[Stored data]

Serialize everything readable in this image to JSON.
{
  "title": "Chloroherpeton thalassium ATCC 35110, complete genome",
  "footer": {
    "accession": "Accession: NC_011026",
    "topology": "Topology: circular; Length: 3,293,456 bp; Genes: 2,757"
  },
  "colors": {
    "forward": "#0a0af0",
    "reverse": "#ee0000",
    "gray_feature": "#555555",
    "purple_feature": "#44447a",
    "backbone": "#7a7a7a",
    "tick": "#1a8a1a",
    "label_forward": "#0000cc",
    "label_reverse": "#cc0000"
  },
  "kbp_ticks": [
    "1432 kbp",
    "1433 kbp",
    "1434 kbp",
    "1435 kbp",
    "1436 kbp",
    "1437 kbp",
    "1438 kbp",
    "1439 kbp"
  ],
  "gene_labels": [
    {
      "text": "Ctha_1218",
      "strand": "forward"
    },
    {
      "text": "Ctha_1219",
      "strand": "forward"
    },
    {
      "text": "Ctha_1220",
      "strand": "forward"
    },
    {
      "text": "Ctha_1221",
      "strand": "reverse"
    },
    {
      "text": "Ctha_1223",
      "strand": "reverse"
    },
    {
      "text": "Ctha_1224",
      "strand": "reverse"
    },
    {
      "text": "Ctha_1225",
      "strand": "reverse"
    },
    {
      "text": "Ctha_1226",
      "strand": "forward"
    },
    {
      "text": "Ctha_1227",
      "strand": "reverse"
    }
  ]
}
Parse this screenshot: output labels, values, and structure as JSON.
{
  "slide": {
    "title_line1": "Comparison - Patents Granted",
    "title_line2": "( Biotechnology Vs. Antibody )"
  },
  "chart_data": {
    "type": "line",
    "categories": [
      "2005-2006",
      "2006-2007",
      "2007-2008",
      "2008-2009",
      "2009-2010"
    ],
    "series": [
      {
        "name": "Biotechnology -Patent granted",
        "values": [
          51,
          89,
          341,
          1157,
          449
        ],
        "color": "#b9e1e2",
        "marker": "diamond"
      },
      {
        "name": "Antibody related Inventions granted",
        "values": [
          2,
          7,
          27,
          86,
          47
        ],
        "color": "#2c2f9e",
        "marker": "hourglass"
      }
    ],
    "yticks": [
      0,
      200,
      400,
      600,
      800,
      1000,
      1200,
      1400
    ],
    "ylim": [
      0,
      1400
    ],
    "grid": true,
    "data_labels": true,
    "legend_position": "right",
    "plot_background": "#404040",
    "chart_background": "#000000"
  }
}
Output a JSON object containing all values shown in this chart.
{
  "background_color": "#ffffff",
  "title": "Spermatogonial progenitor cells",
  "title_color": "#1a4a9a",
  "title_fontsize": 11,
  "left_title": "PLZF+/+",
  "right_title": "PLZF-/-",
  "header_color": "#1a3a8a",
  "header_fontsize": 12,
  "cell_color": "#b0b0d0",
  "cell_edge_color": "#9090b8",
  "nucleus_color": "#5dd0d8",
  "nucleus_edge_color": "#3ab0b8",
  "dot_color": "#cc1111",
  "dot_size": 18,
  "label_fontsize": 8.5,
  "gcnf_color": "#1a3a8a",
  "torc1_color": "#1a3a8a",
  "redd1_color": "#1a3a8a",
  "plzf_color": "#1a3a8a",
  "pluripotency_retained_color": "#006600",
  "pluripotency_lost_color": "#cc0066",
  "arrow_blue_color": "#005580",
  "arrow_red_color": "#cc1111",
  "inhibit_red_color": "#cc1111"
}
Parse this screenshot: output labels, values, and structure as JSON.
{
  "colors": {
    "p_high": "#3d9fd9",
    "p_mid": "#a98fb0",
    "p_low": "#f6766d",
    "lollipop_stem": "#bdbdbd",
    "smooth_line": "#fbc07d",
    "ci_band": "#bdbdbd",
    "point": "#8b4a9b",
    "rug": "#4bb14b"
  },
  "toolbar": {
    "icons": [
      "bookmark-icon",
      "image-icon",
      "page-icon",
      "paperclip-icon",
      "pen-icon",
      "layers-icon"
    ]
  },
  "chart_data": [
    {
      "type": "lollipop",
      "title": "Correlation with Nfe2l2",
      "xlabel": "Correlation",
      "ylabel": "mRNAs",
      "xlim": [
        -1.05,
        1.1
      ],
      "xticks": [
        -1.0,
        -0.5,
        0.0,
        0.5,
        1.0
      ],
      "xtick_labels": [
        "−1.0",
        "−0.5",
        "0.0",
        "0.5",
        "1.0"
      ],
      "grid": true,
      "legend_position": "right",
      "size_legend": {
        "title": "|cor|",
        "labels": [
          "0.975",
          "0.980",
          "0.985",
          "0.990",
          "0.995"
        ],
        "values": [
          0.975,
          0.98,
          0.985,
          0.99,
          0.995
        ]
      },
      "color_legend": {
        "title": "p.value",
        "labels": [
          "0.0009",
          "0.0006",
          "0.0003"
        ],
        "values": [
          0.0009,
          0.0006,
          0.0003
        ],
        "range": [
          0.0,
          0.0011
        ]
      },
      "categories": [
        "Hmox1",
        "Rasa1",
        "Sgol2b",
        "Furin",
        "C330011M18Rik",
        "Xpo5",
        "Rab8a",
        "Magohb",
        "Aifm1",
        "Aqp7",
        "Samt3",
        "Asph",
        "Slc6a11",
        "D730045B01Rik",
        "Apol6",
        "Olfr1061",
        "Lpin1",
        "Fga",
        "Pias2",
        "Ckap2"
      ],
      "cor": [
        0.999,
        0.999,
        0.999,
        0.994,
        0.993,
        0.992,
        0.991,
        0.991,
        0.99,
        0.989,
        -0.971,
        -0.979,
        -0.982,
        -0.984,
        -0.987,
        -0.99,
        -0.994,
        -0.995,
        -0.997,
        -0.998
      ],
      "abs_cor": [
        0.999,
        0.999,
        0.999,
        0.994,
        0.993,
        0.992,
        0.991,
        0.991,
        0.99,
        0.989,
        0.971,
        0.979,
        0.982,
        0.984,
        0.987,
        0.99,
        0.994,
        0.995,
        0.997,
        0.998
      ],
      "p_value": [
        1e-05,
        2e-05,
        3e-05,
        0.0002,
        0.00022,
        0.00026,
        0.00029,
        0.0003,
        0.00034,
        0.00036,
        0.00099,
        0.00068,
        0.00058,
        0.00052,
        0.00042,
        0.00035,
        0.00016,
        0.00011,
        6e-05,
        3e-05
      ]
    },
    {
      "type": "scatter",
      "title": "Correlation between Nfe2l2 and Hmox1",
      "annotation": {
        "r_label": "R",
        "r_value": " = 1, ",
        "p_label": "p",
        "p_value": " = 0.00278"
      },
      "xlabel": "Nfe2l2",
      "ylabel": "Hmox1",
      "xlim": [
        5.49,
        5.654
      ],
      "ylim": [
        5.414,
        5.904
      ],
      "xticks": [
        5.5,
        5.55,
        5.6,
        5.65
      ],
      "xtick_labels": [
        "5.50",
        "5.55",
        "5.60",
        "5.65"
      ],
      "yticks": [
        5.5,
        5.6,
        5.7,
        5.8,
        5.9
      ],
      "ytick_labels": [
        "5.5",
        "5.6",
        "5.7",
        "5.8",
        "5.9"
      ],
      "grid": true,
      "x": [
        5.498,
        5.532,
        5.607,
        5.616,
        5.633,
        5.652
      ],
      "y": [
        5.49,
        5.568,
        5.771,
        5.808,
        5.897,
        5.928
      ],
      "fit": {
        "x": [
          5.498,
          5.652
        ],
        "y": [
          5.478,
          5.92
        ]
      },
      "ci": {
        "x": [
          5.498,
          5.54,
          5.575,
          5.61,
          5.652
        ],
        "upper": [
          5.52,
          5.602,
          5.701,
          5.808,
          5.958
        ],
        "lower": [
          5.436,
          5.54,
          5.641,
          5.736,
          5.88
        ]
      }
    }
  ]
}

[/Stored data]
[Stored data]

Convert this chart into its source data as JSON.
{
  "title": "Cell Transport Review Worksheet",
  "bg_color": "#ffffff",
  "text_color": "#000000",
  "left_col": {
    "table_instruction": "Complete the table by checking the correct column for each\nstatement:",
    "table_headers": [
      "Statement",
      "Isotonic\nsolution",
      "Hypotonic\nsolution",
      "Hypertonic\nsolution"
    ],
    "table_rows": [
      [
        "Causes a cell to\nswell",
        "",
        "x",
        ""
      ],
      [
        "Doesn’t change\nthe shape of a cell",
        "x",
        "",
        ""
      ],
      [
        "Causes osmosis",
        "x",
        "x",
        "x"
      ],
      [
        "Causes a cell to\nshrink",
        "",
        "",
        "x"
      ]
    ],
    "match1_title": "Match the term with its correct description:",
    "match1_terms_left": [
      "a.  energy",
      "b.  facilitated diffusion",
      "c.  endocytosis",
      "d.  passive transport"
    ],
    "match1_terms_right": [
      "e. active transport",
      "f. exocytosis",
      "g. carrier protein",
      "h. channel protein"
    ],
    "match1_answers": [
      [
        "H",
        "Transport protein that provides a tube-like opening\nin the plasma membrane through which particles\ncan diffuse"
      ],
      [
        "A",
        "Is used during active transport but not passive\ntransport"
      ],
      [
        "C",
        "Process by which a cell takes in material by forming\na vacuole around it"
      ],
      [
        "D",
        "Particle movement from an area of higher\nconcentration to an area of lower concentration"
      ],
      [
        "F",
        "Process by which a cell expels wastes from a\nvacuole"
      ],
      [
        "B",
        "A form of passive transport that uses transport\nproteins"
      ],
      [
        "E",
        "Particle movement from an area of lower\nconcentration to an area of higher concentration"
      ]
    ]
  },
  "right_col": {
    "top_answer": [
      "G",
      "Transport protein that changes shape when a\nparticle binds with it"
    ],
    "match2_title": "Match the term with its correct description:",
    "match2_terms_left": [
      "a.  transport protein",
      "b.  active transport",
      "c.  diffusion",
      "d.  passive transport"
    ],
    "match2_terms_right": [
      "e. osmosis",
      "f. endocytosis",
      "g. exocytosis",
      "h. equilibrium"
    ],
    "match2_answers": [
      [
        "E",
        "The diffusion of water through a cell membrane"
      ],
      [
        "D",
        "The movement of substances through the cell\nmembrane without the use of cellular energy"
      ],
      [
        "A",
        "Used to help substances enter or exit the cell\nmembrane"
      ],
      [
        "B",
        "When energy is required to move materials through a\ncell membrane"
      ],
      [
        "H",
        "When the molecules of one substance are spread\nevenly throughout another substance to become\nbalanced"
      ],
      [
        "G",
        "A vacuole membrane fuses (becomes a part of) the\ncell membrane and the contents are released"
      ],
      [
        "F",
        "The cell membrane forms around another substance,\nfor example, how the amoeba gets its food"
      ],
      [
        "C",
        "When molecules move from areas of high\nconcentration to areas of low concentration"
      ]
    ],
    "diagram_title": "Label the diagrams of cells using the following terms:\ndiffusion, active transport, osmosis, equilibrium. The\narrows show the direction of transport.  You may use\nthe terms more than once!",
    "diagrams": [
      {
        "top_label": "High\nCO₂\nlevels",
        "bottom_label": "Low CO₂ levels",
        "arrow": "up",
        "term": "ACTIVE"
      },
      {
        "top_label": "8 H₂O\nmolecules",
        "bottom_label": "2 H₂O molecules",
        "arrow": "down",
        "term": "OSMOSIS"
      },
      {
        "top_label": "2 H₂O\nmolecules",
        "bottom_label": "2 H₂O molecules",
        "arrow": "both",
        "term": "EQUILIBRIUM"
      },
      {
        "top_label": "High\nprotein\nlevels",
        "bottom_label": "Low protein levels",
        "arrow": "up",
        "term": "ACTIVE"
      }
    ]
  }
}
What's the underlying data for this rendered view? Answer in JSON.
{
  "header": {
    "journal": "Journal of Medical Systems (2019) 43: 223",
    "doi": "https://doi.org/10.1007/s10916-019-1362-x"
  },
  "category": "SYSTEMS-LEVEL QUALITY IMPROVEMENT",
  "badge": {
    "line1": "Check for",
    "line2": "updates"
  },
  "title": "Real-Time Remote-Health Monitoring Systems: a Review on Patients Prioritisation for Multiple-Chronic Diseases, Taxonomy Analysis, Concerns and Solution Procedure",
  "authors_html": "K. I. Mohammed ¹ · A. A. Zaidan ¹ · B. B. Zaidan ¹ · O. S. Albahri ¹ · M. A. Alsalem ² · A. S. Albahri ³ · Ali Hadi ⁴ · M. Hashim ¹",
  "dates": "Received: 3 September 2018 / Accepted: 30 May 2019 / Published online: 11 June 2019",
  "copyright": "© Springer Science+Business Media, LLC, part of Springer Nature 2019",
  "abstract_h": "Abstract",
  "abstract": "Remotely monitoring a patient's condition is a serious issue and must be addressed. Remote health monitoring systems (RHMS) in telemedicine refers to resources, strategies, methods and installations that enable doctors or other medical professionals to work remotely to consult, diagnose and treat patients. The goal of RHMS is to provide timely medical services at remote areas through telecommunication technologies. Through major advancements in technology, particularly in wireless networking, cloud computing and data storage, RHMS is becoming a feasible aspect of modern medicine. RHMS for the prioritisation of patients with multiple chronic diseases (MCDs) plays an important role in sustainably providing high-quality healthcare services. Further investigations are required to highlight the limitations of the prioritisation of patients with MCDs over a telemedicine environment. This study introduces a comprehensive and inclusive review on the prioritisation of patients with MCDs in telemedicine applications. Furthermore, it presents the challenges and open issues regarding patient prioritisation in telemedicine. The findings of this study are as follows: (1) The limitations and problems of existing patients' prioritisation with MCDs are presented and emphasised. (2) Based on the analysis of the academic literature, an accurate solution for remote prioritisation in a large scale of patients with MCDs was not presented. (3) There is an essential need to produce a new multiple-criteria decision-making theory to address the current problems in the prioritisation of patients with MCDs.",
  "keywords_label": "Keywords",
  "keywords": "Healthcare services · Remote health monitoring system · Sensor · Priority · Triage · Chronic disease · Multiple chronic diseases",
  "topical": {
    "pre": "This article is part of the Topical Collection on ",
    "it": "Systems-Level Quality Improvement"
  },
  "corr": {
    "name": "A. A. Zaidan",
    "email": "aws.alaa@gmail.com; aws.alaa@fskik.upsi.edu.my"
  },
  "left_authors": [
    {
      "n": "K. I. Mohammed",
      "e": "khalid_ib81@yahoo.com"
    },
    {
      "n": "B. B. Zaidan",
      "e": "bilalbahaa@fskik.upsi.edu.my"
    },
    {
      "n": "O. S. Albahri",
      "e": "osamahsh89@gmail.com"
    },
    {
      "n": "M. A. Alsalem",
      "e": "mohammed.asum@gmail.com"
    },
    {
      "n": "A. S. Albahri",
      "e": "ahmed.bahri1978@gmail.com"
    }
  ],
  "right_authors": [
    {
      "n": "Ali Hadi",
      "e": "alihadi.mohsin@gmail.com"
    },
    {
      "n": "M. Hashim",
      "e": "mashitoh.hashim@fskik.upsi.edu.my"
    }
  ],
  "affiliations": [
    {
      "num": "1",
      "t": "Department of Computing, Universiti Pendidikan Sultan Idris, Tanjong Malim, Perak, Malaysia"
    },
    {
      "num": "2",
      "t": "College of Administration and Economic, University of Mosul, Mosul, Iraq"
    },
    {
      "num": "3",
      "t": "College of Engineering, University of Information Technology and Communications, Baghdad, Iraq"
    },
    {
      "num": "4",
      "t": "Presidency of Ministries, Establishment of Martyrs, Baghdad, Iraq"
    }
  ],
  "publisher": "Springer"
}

[/Stored data]

■ Exercise details ■
Scan the entries above for the word "concentration" and collect each line holding it.

■ Answer below ■
        "Particle movement from an area of higher\nconcentration to an area of lower concentration"
        "Particle movement from an area of lower\nconcentration to an area of higher concentration"
        "When molecules move from areas of high\nconcentration to areas of low concentration"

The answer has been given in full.